### Gösterilen metin
________________________________________

Mısır, Komünist Enternasyonal ailesine girememiş olsaydı, Mısır’ın ortaya koyduğu onca gayretin hiçbir sonuç üretmeden heba olmasına izin verseydik, bu ülkedeki gericilik, Doğu’daki devrime zarar verecek, Batı’da devrimin gecikmesine neden olacaktı.

1919 ve 1920’de herkesin takdirle karşıladığı ayaklanmalar yaşandı. İngiliz emperyalizminin gücünü sarsan bu ayaklanmalar, Mısırlı kapitalistlerin temel bir dersi edinmelerini sağladı. Bu olaylar karşısında ürken İngiliz hükümeti, Mısırlı kapitalistlerle birlikte Mısır’a bağımsızlığını bahşetmek zorunda kaldı.[1] Fakat halk, bu türden boş vaatlerle kendisinin kandırılmasına izin vermedi. Bu vaatlerin içeriği de kendileri gibi boştu. Bunların ilk talebi, ulaşım bağlantılarının İngilizler eliyle korunmasını öngörüyordu. Çünkü İngiltere, Hindistan yolunun savunulmasını ısrarla talep etmişti. İkinci talep, Sudan’a egemen olunmasıyla ilgiliydi. Burada amaç, İngiltere adına Manchester pamuk fabrikalarını besleyecek yeni hammadde kaynağını güvence altına almaktı. Üçüncü talep, ulusal azınlıkların korunmasıyla ilgiliydi. Dördüncü maddede ise kapitülasyonların son bulması talebine yer veriliyordu. Bu son iki talep, listeye İngiltere’ye Mısır’ın içişlerine karışma hakkı vermek amacıyla eklenmişti.

________________________________________

### Çalışma yönergeleri
1. Mısır hakkındaki metne göre ikinci talep hangi konuyla ilgiliydi?
2. Mısır hakkındaki metinde "Mısır, Komünist Enternasyonal" ifadesinden "gecikmesine neden olacaktı." ifadesine kadar uzanan bölümü kelimesi kelimesine aktarın.
Ardından gelen liste, metinden ayrı bir malzemedir.

### Kayıtlı veriler
________________________________________

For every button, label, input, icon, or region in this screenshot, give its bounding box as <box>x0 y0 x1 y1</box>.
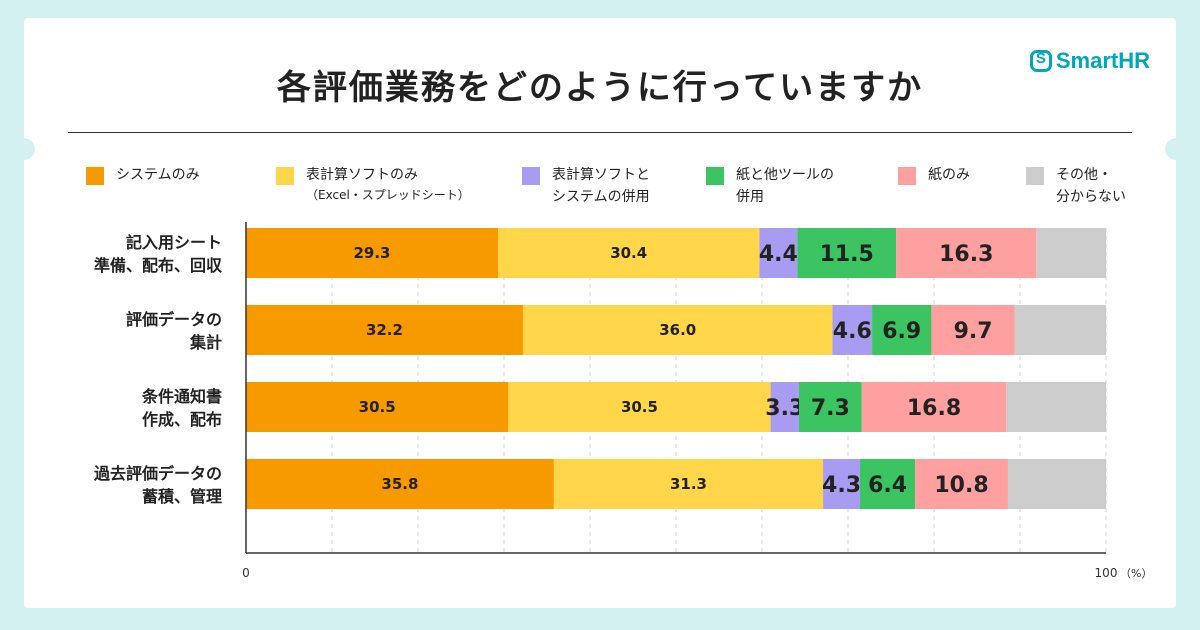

________________________________________

### Çözümler
1. Sudan’a egemen olunmasıyla ilgiliydi.

2.
Mısır, Komünist Enternasyonal ailesine girememiş olsaydı, Mısır’ın ortaya koyduğu onca gayretin hiçbir sonuç üretmeden heba olmasına izin verseydik, bu ülkedeki gericilik, Doğu’daki devrime zarar verecek, Batı’da devrimin gecikmesine neden olacaktı.